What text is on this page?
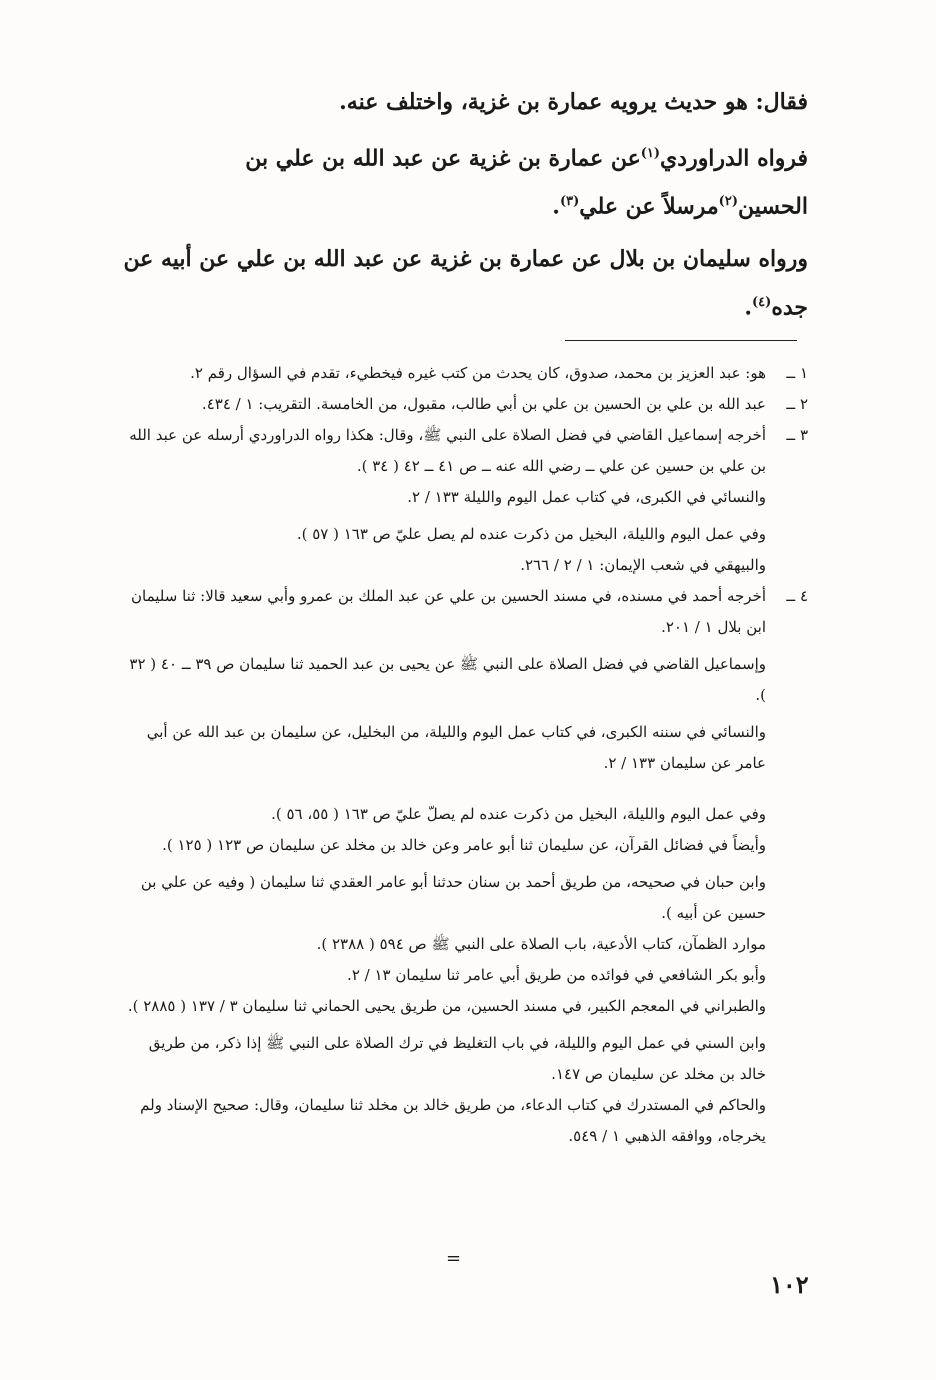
فقال: هو حديث يرويه عمارة بن غزية، واختلف عنه.

فرواه الدراوردي$^{(١)}$عن عمارة بن غزية عن عبد الله بن علي بن الحسين$^{(٢)}$مرسلاً عن علي$^{(٣)}$.

ورواه سليمان بن بلال عن عمارة بن غزية عن عبد الله بن علي عن أبيه عن جده$^{(٤)}$.

١ ــ
هو: عبد العزيز بن محمد، صدوق، كان يحدث من كتب غيره فيخطيء، تقدم في السؤال رقم ٢.
٢ ــ
عبد الله بن علي بن الحسين بن علي بن أبي طالب، مقبول، من الخامسة. التقريب: ١ / ٤٣٤.
٣ ــ
أخرجه إسماعيل القاضي في فضل الصلاة على النبي ﷺ، وقال: هكذا رواه الدراوردي أرسله عن عبد الله بن علي بن حسين عن علي ــ رضي الله عنه ــ ص ٤١ ــ ٤٢ ( ٣٤ ).
والنسائي في الكبرى، في كتاب عمل اليوم والليلة ١٣٣ / ٢.
وفي عمل اليوم والليلة، البخيل من ذكرت عنده لم يصل عليّ ص ١٦٣ ( ٥٧ ).
والبيهقي في شعب الإيمان: ١ / ٢ / ٢٦٦.
٤ ــ
أخرجه أحمد في مسنده، في مسند الحسين بن علي عن عبد الملك بن عمرو وأبي سعيد قالا: ثنا سليمان ابن بلال ١ / ٢٠١.
وإسماعيل القاضي في فضل الصلاة على النبي ﷺ عن يحيى بن عبد الحميد ثنا سليمان ص ٣٩ ــ ٤٠ ( ٣٢ ).
والنسائي في سننه الكبرى، في كتاب عمل اليوم والليلة، من البخليل، عن سليمان بن عبد الله عن أبي عامر عن سليمان ١٣٣ / ٢.
وفي عمل اليوم والليلة، البخيل من ذكرت عنده لم يصلّ عليّ ص ١٦٣ ( ٥٥، ٥٦ ).
وأيضاً في فضائل القرآن، عن سليمان ثنا أبو عامر وعن خالد بن مخلد عن سليمان ص ١٢٣ ( ١٢٥ ).
وابن حبان في صحيحه، من طريق أحمد بن سنان حدثنا أبو عامر العقدي ثنا سليمان ( وفيه عن علي بن حسين عن أبيه ).
موارد الظمآن، كتاب الأدعية، باب الصلاة على النبي ﷺ ص ٥٩٤ ( ٢٣٨٨ ).
وأبو بكر الشافعي في فوائده من طريق أبي عامر ثنا سليمان ١٣ / ٢.
والطبراني في المعجم الكبير، في مسند الحسين، من طريق يحيى الحماني ثنا سليمان ٣ / ١٣٧ ( ٢٨٨٥ ).
وابن السني في عمل اليوم والليلة، في باب التغليظ في ترك الصلاة على النبي ﷺ إذا ذكر، من طريق خالد بن مخلد عن سليمان ص ١٤٧.
والحاكم في المستدرك في كتاب الدعاء، من طريق خالد بن مخلد ثنا سليمان، وقال: صحيح الإسناد ولم يخرجاه، ووافقه الذهبي ١ / ٥٤٩.
=
١٠٢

Exercise task. Working from the material above, transcribe it exactly while omitting pictures.

Exercise answer.
What text is on this page?
فقال: هو حديث يرويه عمارة بن غزية، واختلف عنه.

فرواه الدراوردي$^{(١)}$عن عمارة بن غزية عن عبد الله بن علي بن الحسين$^{(٢)}$مرسلاً عن علي$^{(٣)}$.

ورواه سليمان بن بلال عن عمارة بن غزية عن عبد الله بن علي عن أبيه عن جده$^{(٤)}$.

١ ــ
هو: عبد العزيز بن محمد، صدوق، كان يحدث من كتب غيره فيخطيء، تقدم في السؤال رقم ٢.
٢ ــ
عبد الله بن علي بن الحسين بن علي بن أبي طالب، مقبول، من الخامسة. التقريب: ١ / ٤٣٤.
٣ ــ
أخرجه إسماعيل القاضي في فضل الصلاة على النبي ﷺ، وقال: هكذا رواه الدراوردي أرسله عن عبد الله بن علي بن حسين عن علي ــ رضي الله عنه ــ ص ٤١ ــ ٤٢ ( ٣٤ ).
والنسائي في الكبرى، في كتاب عمل اليوم والليلة ١٣٣ / ٢.
وفي عمل اليوم والليلة، البخيل من ذكرت عنده لم يصل عليّ ص ١٦٣ ( ٥٧ ).
والبيهقي في شعب الإيمان: ١ / ٢ / ٢٦٦.
٤ ــ
أخرجه أحمد في مسنده، في مسند الحسين بن علي عن عبد الملك بن عمرو وأبي سعيد قالا: ثنا سليمان ابن بلال ١ / ٢٠١.
وإسماعيل القاضي في فضل الصلاة على النبي ﷺ عن يحيى بن عبد الحميد ثنا سليمان ص ٣٩ ــ ٤٠ ( ٣٢ ).
والنسائي في سننه الكبرى، في كتاب عمل اليوم والليلة، من البخليل، عن سليمان بن عبد الله عن أبي عامر عن سليمان ١٣٣ / ٢.
وفي عمل اليوم والليلة، البخيل من ذكرت عنده لم يصلّ عليّ ص ١٦٣ ( ٥٥، ٥٦ ).
وأيضاً في فضائل القرآن، عن سليمان ثنا أبو عامر وعن خالد بن مخلد عن سليمان ص ١٢٣ ( ١٢٥ ).
وابن حبان في صحيحه، من طريق أحمد بن سنان حدثنا أبو عامر العقدي ثنا سليمان ( وفيه عن علي بن حسين عن أبيه ).
موارد الظمآن، كتاب الأدعية، باب الصلاة على النبي ﷺ ص ٥٩٤ ( ٢٣٨٨ ).
وأبو بكر الشافعي في فوائده من طريق أبي عامر ثنا سليمان ١٣ / ٢.
والطبراني في المعجم الكبير، في مسند الحسين، من طريق يحيى الحماني ثنا سليمان ٣ / ١٣٧ ( ٢٨٨٥ ).
وابن السني في عمل اليوم والليلة، في باب التغليظ في ترك الصلاة على النبي ﷺ إذا ذكر، من طريق خالد بن مخلد عن سليمان ص ١٤٧.
والحاكم في المستدرك في كتاب الدعاء، من طريق خالد بن مخلد ثنا سليمان، وقال: صحيح الإسناد ولم يخرجاه، ووافقه الذهبي ١ / ٥٤٩.
=
١٠٢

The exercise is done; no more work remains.